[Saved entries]
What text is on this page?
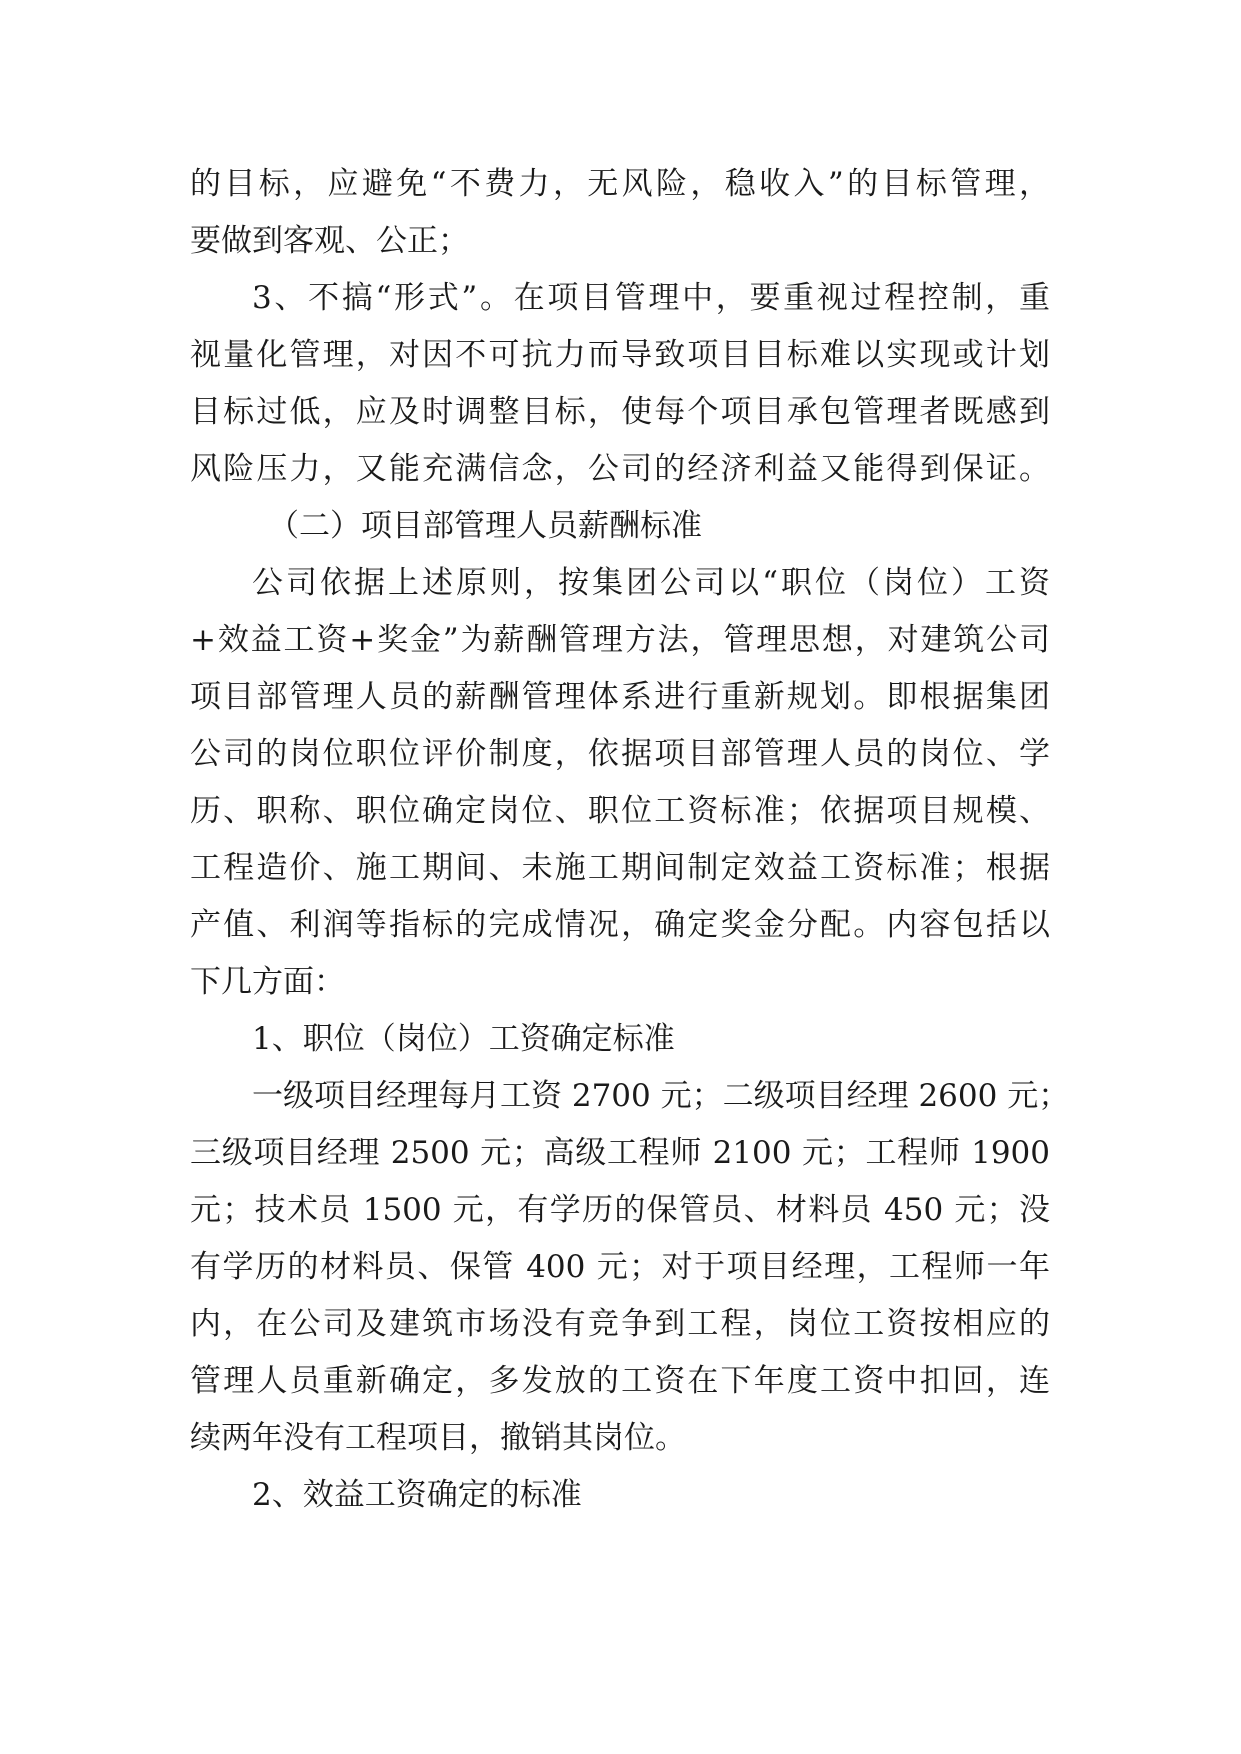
的目标，应避免“不费力，无风险，稳收入”的目标管理，
要做到客观、公正；
3、不搞“形式”。在项目管理中，要重视过程控制，重
视量化管理，对因不可抗力而导致项目目标难以实现或计划
目标过低，应及时调整目标，使每个项目承包管理者既感到
风险压力，又能充满信念，公司的经济利益又能得到保证。
（二）项目部管理人员薪酬标准
公司依据上述原则，按集团公司以“职位（岗位）工资
+效益工资+奖金”为薪酬管理方法，管理思想，对建筑公司
项目部管理人员的薪酬管理体系进行重新规划。即根据集团
公司的岗位职位评价制度，依据项目部管理人员的岗位、学
历、职称、职位确定岗位、职位工资标准；依据项目规模、
工程造价、施工期间、未施工期间制定效益工资标准；根据
产值、利润等指标的完成情况，确定奖金分配。内容包括以
下几方面：
1、职位（岗位）工资确定标准
一级项目经理每月工资 2700 元；二级项目经理 2600 元；
三级项目经理 2500 元；高级工程师 2100 元；工程师 1900
元；技术员 1500 元，有学历的保管员、材料员 450 元；没
有学历的材料员、保管 400 元；对于项目经理，工程师一年
内，在公司及建筑市场没有竞争到工程，岗位工资按相应的
管理人员重新确定，多发放的工资在下年度工资中扣回，连
续两年没有工程项目，撤销其岗位。
2、效益工资确定的标准
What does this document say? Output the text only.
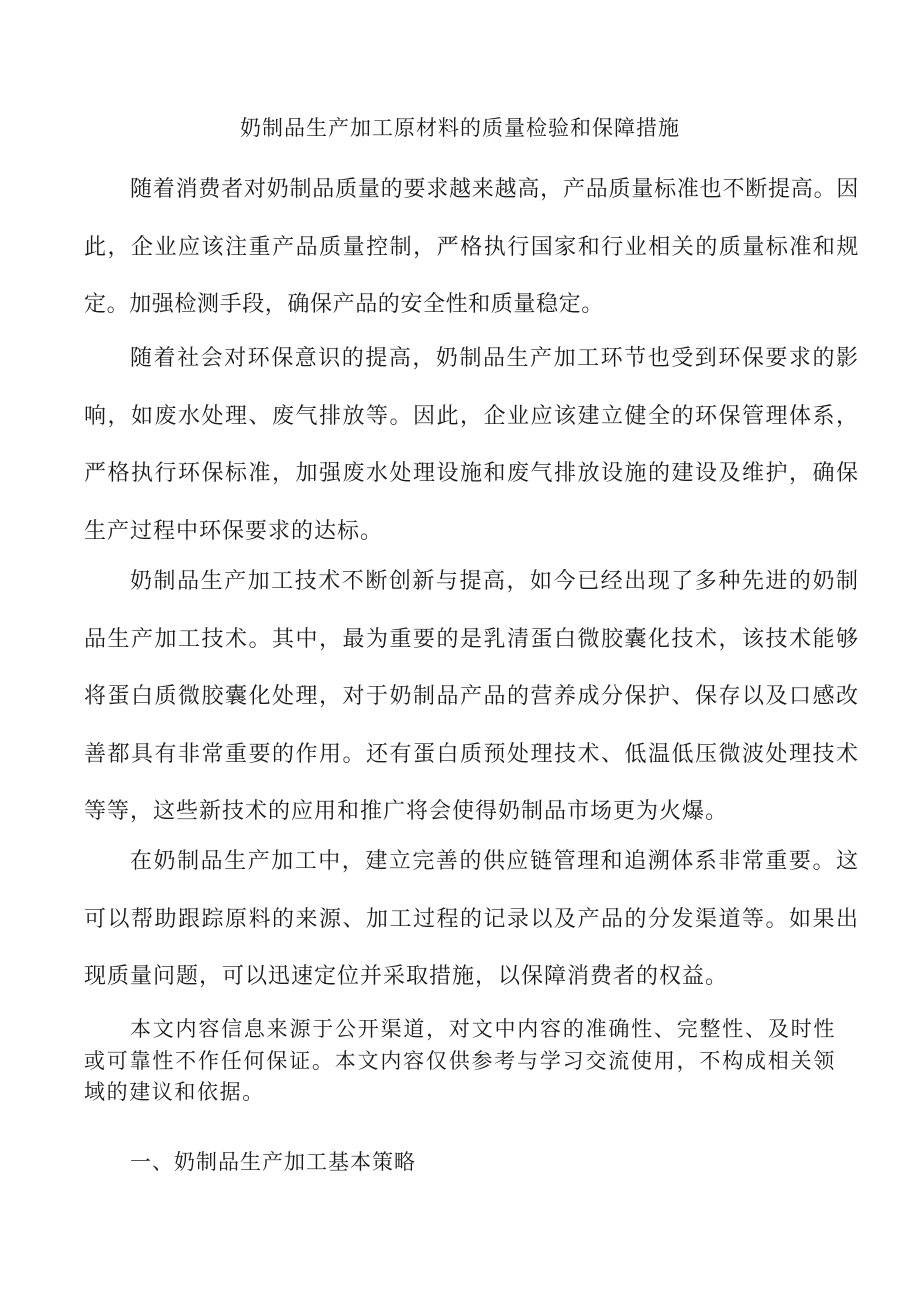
奶制品生产加工原材料的质量检验和保障措施

随着消费者对奶制品质量的要求越来越高，产品质量标准也不断提高。因此，企业应该注重产品质量控制，严格执行国家和行业相关的质量标准和规定。加强检测手段，确保产品的安全性和质量稳定。

随着社会对环保意识的提高，奶制品生产加工环节也受到环保要求的影响，如废水处理、废气排放等。因此，企业应该建立健全的环保管理体系，严格执行环保标准，加强废水处理设施和废气排放设施的建设及维护，确保生产过程中环保要求的达标。

奶制品生产加工技术不断创新与提高，如今已经出现了多种先进的奶制品生产加工技术。其中，最为重要的是乳清蛋白微胶囊化技术，该技术能够将蛋白质微胶囊化处理，对于奶制品产品的营养成分保护、保存以及口感改善都具有非常重要的作用。还有蛋白质预处理技术、低温低压微波处理技术等等，这些新技术的应用和推广将会使得奶制品市场更为火爆。

在奶制品生产加工中，建立完善的供应链管理和追溯体系非常重要。这可以帮助跟踪原料的来源、加工过程的记录以及产品的分发渠道等。如果出现质量问题，可以迅速定位并采取措施，以保障消费者的权益。

本文内容信息来源于公开渠道，对文中内容的准确性、完整性、及时性或可靠性不作任何保证。本文内容仅供参考与学习交流使用，不构成相关领域的建议和依据。

一、奶制品生产加工基本策略
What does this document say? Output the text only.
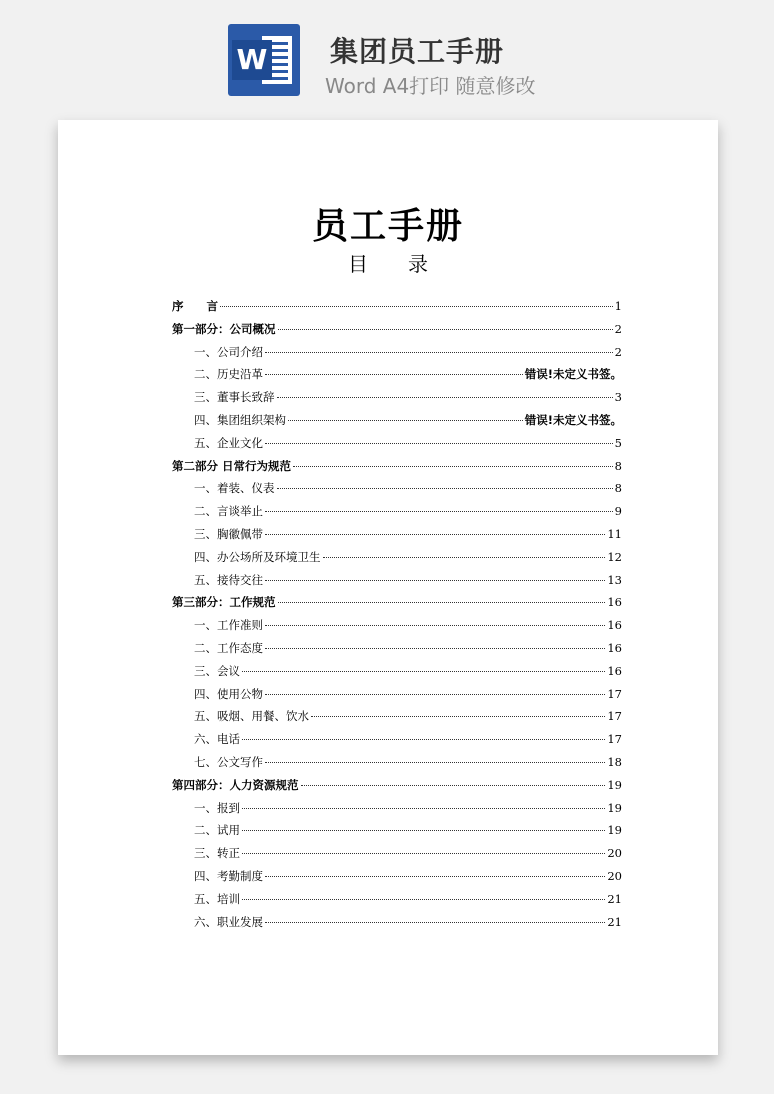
W 集团员工手册
Word A4打印 随意修改
员工手册
目录
序　　言	1
第一部分：公司概况	2
一、公司介绍	2
二、历史沿革	错误!未定义书签。
三、董事长致辞	3
四、集团组织架构	错误!未定义书签。
五、企业文化	5
第二部分 日常行为规范	8
一、着装、仪表	8
二、言谈举止	9
三、胸徽佩带	11
四、办公场所及环境卫生	12
五、接待交往	13
第三部分：工作规范	16
一、工作准则	16
二、工作态度	16
三、会议	16
四、使用公物	17
五、吸烟、用餐、饮水	17
六、电话	17
七、公文写作	18
第四部分：人力资源规范	19
一、报到	19
二、试用	19
三、转正	20
四、考勤制度	20
五、培训	21
六、职业发展	21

§ **DIRECTION**
Every record above must be given again exactly; drop the pictures.

§ **RESPONSE TO THIS TASK**
What text is on this page?
的目标，应避免“不费力，无风险，稳收入”的目标管理，
要做到客观、公正；
3、不搞“形式”。在项目管理中，要重视过程控制，重
视量化管理，对因不可抗力而导致项目目标难以实现或计划
目标过低，应及时调整目标，使每个项目承包管理者既感到
风险压力，又能充满信念，公司的经济利益又能得到保证。
（二）项目部管理人员薪酬标准
公司依据上述原则，按集团公司以“职位（岗位）工资
+效益工资+奖金”为薪酬管理方法，管理思想，对建筑公司
项目部管理人员的薪酬管理体系进行重新规划。即根据集团
公司的岗位职位评价制度，依据项目部管理人员的岗位、学
历、职称、职位确定岗位、职位工资标准；依据项目规模、
工程造价、施工期间、未施工期间制定效益工资标准；根据
产值、利润等指标的完成情况，确定奖金分配。内容包括以
下几方面：
1、职位（岗位）工资确定标准
一级项目经理每月工资 2700 元；二级项目经理 2600 元；
三级项目经理 2500 元；高级工程师 2100 元；工程师 1900
元；技术员 1500 元，有学历的保管员、材料员 450 元；没
有学历的材料员、保管 400 元；对于项目经理，工程师一年
内，在公司及建筑市场没有竞争到工程，岗位工资按相应的
管理人员重新确定，多发放的工资在下年度工资中扣回，连
续两年没有工程项目，撤销其岗位。
2、效益工资确定的标准
What does this document say? Output the text only.
奶制品生产加工原材料的质量检验和保障措施

随着消费者对奶制品质量的要求越来越高，产品质量标准也不断提高。因此，企业应该注重产品质量控制，严格执行国家和行业相关的质量标准和规定。加强检测手段，确保产品的安全性和质量稳定。

随着社会对环保意识的提高，奶制品生产加工环节也受到环保要求的影响，如废水处理、废气排放等。因此，企业应该建立健全的环保管理体系，严格执行环保标准，加强废水处理设施和废气排放设施的建设及维护，确保生产过程中环保要求的达标。

奶制品生产加工技术不断创新与提高，如今已经出现了多种先进的奶制品生产加工技术。其中，最为重要的是乳清蛋白微胶囊化技术，该技术能够将蛋白质微胶囊化处理，对于奶制品产品的营养成分保护、保存以及口感改善都具有非常重要的作用。还有蛋白质预处理技术、低温低压微波处理技术等等，这些新技术的应用和推广将会使得奶制品市场更为火爆。

在奶制品生产加工中，建立完善的供应链管理和追溯体系非常重要。这可以帮助跟踪原料的来源、加工过程的记录以及产品的分发渠道等。如果出现质量问题，可以迅速定位并采取措施，以保障消费者的权益。

本文内容信息来源于公开渠道，对文中内容的准确性、完整性、及时性或可靠性不作任何保证。本文内容仅供参考与学习交流使用，不构成相关领域的建议和依据。

一、奶制品生产加工基本策略
What does this document say? Output the text only.
W 集团员工手册
Word A4打印 随意修改
员工手册
目录
序　　言	1
第一部分：公司概况	2
一、公司介绍	2
二、历史沿革	错误!未定义书签。
三、董事长致辞	3
四、集团组织架构	错误!未定义书签。
五、企业文化	5
第二部分 日常行为规范	8
一、着装、仪表	8
二、言谈举止	9
三、胸徽佩带	11
四、办公场所及环境卫生	12
五、接待交往	13
第三部分：工作规范	16
一、工作准则	16
二、工作态度	16
三、会议	16
四、使用公物	17
五、吸烟、用餐、饮水	17
六、电话	17
七、公文写作	18
第四部分：人力资源规范	19
一、报到	19
二、试用	19
三、转正	20
四、考勤制度	20
五、培训	21
六、职业发展	21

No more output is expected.